--- INPUT ROWS ---
· · · · · · ·

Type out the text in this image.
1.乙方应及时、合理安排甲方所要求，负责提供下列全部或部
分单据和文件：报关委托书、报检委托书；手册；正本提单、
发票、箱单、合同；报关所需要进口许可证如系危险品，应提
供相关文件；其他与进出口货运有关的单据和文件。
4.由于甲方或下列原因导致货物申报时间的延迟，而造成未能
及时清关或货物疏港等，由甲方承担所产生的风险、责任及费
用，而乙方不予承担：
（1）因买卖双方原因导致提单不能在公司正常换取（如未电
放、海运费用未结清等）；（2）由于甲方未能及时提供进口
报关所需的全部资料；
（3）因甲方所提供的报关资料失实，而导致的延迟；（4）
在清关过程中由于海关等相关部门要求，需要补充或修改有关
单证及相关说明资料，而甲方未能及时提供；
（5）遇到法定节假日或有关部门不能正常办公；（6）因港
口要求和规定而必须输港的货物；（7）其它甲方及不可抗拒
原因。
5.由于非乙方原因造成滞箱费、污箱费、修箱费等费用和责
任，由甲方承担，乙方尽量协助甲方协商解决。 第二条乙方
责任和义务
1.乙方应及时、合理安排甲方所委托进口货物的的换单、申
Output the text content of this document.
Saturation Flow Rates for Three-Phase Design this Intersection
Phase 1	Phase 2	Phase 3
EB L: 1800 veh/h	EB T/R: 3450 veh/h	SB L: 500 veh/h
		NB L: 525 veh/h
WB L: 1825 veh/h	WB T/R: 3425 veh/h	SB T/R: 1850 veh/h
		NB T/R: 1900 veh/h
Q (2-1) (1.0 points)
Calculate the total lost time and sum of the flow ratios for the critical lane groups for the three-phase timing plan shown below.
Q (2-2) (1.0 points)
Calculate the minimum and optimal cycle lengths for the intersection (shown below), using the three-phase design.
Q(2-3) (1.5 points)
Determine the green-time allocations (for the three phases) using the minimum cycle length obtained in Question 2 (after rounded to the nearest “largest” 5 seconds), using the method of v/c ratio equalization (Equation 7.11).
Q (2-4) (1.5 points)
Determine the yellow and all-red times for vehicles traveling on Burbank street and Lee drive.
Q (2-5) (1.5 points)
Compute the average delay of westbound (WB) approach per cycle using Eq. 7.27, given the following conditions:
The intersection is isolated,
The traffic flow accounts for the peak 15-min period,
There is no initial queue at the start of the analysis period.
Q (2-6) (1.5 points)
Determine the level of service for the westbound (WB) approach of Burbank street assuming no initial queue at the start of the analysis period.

· · · · · · ·

--- WHAT YOU NEED TO DO ---
Search the lines above for the string "Burbank", then show every one that has it.

--- COMPLETE OUTPUT ---
Determine the yellow and all-red times for vehicles traveling on Burbank street and Lee drive.
Determine the level of service for the westbound (WB) approach of Burbank street assuming no initial queue at the start of the analysis period.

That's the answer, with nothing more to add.